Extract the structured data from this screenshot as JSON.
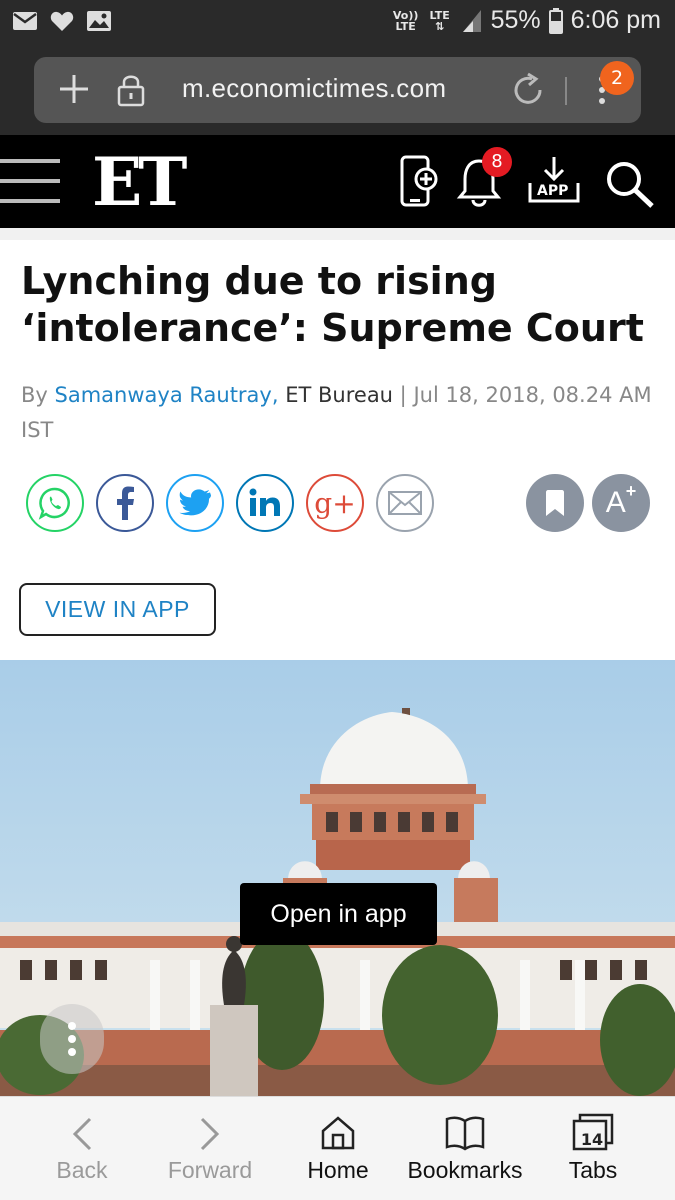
{
  "status_bar": {
    "icons": [
      "mail-icon",
      "heart-icon",
      "image-icon",
      "volte-icon",
      "lte-icon",
      "signal-icon",
      "battery-icon"
    ],
    "volte_label": "Vo)) LTE",
    "lte_label": "LTE",
    "battery": "55%",
    "time": "6:06 pm"
  },
  "browser": {
    "url": "m.economictimes.com",
    "tabs_badge": "2"
  },
  "header": {
    "logo": "ET",
    "notification_count": "8",
    "app_label": "APP"
  },
  "article": {
    "headline": "Lynching due to rising ‘intolerance’: Supreme Court",
    "by_prefix": "By",
    "author": "Samanwaya Rautray",
    "author_suffix": ",",
    "bureau": "ET Bureau",
    "separator": " | ",
    "date": "Jul 18, 2018, 08.24 AM IST",
    "view_in_app": "VIEW IN APP",
    "open_in_app": "Open in app"
  },
  "share": {
    "google_plus_label": "g+",
    "font_size_label": "A"
  },
  "bottom_nav": {
    "back": "Back",
    "forward": "Forward",
    "home": "Home",
    "bookmarks": "Bookmarks",
    "tabs": "Tabs",
    "tabs_count": "14"
  },
  "colors": {
    "link_blue": "#1f83c5",
    "whatsapp": "#25d366",
    "facebook": "#3b5998",
    "twitter": "#1da1f2",
    "linkedin": "#0077b5",
    "google_plus": "#dd4b39",
    "mail": "#9aa3ae",
    "badge_orange": "#f0641e",
    "badge_red": "#e41b23"
  }
}
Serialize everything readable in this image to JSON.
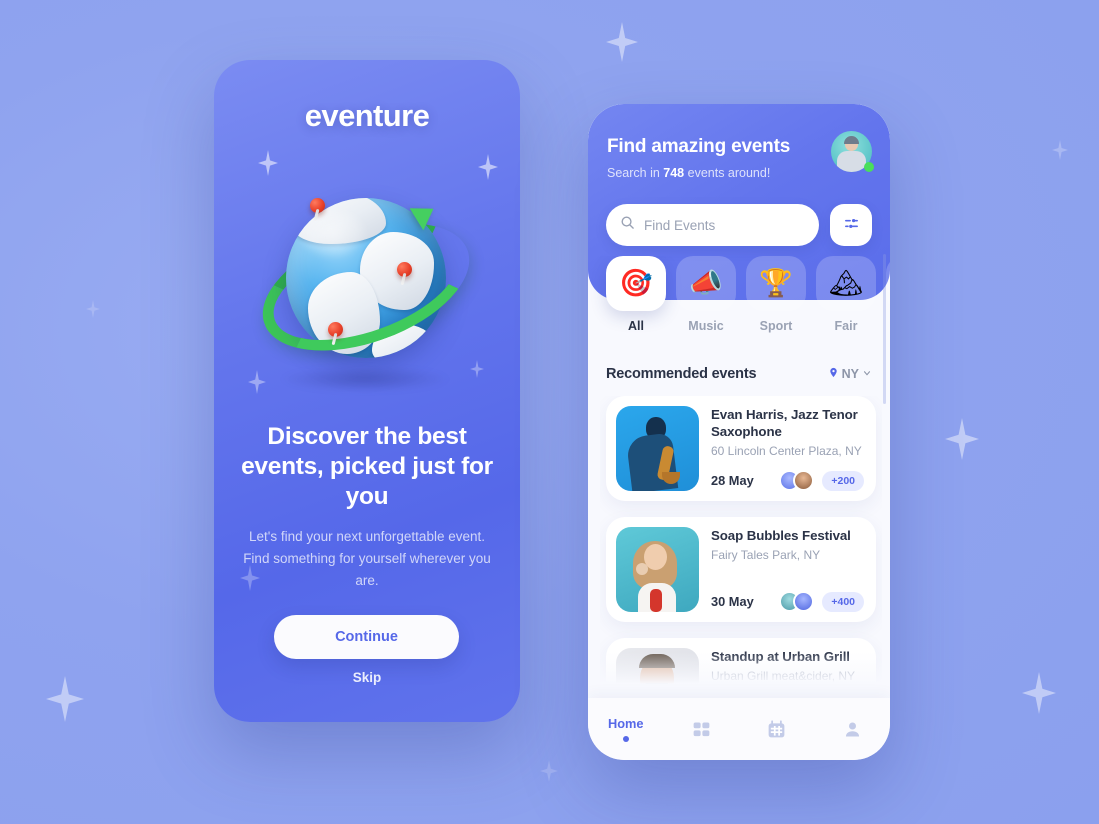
{
  "theme": {
    "page_bg": "#93a6f0",
    "brand_blue": "#5668e8",
    "onboard_gradient_from": "#7b8cf2",
    "onboard_gradient_to": "#5568e9",
    "card_bg": "#ffffff",
    "app_bg": "#f8f9fe",
    "muted_text": "#9aa2b4",
    "dark_text": "#2b3347",
    "online_green": "#4ade5b"
  },
  "onboarding": {
    "brand": "eventure",
    "illustration_name": "globe-with-location-pins",
    "headline": "Discover the best events, picked just for you",
    "subtext": "Let's find your next unforgettable event. Find something for yourself wherever you are.",
    "continue_label": "Continue",
    "skip_label": "Skip"
  },
  "app": {
    "header": {
      "title": "Find amazing events",
      "subtitle_prefix": "Search in ",
      "subtitle_count": "748",
      "subtitle_suffix": " events around!",
      "avatar_name": "user-avatar",
      "status": "online"
    },
    "search": {
      "placeholder": "Find Events",
      "value": "",
      "search_icon": "search-icon",
      "mic_icon": "microphone-icon",
      "filter_icon": "filter-sliders-icon"
    },
    "categories": [
      {
        "label": "All",
        "icon": "🎯",
        "icon_name": "target-icon",
        "active": true
      },
      {
        "label": "Music",
        "icon": "📣",
        "icon_name": "megaphone-icon",
        "active": false
      },
      {
        "label": "Sport",
        "icon": "🏆",
        "icon_name": "trophy-icon",
        "active": false
      },
      {
        "label": "Fair",
        "icon": "🏔",
        "icon_name": "mountain-icon",
        "active": false
      }
    ],
    "recommended": {
      "title": "Recommended events",
      "location": "NY",
      "location_icon": "map-pin-icon",
      "chevron_icon": "chevron-down-icon"
    },
    "events": [
      {
        "title": "Evan Harris, Jazz Tenor Saxophone",
        "place": "60 Lincoln Center Plaza, NY",
        "date": "28 May",
        "attendees": "+200",
        "thumb_name": "saxophonist-photo"
      },
      {
        "title": "Soap Bubbles Festival",
        "place": "Fairy Tales Park, NY",
        "date": "30 May",
        "attendees": "+400",
        "thumb_name": "woman-blowing-bubbles-photo"
      },
      {
        "title": "Standup at Urban Grill",
        "place": "Urban Grill meat&cider, NY",
        "date": "",
        "attendees": "",
        "thumb_name": "comedian-portrait-photo"
      }
    ],
    "bottom_nav": [
      {
        "label": "Home",
        "icon_name": "home-tab",
        "active": true
      },
      {
        "label": "",
        "icon_name": "grid-icon",
        "active": false
      },
      {
        "label": "",
        "icon_name": "calendar-icon",
        "active": false
      },
      {
        "label": "",
        "icon_name": "person-icon",
        "active": false
      }
    ]
  }
}
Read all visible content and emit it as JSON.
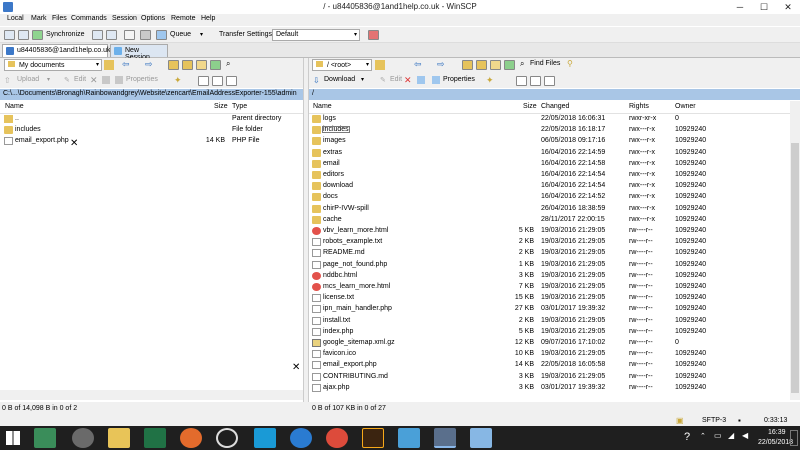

=-=-=

▶ [Your goal]:
Each line that holds the string "this" counts once; give the total and nothing else.

▶ [Result of the exercise]:
2